→ INSTRUCTIONS FOR THE TASK:
Reproduce, unchanged, the lines below from the line with "bar — [357, 512, 439, 524]" to the line with "category-label: Kauçuk ve", including both of those lines.

→ ROWS:
____________________

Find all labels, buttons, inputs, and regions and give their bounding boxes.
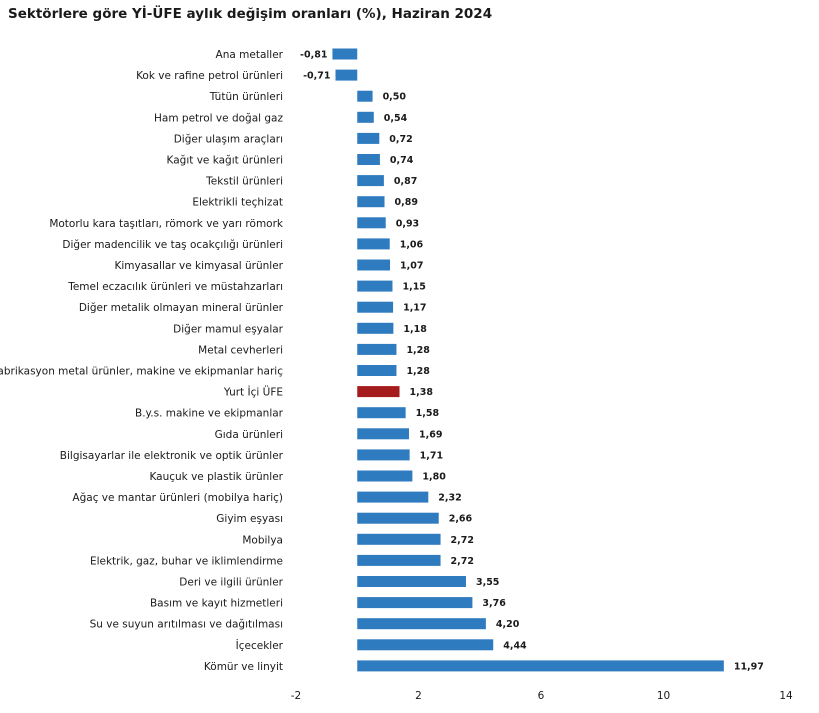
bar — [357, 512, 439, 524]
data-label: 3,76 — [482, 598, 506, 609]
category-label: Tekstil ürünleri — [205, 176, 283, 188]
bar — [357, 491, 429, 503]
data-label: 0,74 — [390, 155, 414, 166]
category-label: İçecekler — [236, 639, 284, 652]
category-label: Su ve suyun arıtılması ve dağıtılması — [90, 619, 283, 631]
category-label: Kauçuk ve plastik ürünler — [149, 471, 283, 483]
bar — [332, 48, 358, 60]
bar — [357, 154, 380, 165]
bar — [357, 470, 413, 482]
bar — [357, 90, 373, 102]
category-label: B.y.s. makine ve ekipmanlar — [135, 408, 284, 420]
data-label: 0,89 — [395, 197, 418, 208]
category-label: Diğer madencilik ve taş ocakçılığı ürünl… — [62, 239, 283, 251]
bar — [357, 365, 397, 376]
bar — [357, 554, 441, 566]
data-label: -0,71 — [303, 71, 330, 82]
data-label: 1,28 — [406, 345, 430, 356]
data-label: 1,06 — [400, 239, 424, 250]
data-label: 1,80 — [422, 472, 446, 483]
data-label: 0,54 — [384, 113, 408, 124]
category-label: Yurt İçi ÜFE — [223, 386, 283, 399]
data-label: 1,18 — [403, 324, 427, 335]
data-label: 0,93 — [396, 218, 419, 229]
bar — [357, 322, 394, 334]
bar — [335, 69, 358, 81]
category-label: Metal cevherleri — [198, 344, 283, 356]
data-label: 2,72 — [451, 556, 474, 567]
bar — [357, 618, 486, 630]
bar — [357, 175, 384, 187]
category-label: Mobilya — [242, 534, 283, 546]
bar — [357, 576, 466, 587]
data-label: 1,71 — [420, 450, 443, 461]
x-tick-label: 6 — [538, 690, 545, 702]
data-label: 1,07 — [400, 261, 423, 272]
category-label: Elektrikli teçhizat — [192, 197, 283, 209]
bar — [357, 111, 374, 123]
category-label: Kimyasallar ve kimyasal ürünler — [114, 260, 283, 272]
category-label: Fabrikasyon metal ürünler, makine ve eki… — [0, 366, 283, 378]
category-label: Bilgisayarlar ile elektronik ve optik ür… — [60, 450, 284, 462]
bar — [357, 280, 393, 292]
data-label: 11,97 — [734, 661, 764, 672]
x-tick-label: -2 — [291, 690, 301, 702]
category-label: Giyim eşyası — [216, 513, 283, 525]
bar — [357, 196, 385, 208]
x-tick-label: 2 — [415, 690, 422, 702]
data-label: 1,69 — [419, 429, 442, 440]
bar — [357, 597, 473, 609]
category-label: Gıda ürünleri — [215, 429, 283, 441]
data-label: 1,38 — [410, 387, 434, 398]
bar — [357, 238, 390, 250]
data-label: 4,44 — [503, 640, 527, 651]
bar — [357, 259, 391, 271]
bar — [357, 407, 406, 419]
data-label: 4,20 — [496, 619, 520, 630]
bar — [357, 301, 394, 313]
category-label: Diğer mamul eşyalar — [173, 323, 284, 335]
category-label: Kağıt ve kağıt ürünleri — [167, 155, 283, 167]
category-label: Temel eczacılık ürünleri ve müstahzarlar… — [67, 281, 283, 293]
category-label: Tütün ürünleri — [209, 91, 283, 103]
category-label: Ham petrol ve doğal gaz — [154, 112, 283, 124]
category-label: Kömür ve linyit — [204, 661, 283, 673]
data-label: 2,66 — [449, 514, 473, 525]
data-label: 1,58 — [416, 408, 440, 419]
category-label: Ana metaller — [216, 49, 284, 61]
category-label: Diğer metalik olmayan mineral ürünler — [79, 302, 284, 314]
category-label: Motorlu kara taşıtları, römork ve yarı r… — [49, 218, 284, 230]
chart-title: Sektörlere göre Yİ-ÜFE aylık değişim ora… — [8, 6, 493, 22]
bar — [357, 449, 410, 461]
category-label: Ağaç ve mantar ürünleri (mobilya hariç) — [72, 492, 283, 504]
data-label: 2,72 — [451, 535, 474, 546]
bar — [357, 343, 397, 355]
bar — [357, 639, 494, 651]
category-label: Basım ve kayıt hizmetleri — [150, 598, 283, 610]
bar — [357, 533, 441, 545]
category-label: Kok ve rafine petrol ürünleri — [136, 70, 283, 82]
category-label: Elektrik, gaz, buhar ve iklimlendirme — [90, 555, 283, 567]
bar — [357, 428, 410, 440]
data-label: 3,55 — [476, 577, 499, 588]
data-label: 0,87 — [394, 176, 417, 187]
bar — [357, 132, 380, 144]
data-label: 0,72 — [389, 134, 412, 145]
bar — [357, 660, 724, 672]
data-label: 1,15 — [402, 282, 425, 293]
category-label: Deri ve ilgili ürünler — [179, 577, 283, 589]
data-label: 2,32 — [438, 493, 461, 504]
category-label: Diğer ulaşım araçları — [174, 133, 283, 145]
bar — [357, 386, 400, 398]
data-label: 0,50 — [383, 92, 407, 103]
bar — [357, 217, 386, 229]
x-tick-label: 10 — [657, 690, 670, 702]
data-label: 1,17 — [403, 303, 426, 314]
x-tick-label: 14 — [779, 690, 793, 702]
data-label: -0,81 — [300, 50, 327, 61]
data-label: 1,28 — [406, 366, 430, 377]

____________________

→ ANSWER:
bar — [357, 512, 439, 524]
data-label: 3,76 — [482, 598, 506, 609]
category-label: Tekstil ürünleri — [205, 176, 283, 188]
bar — [357, 491, 429, 503]
data-label: 0,74 — [390, 155, 414, 166]
category-label: İçecekler — [236, 639, 284, 652]
category-label: Su ve suyun arıtılması ve dağıtılması — [90, 619, 283, 631]
category-label: Kauçuk ve plastik ürünler — [149, 471, 283, 483]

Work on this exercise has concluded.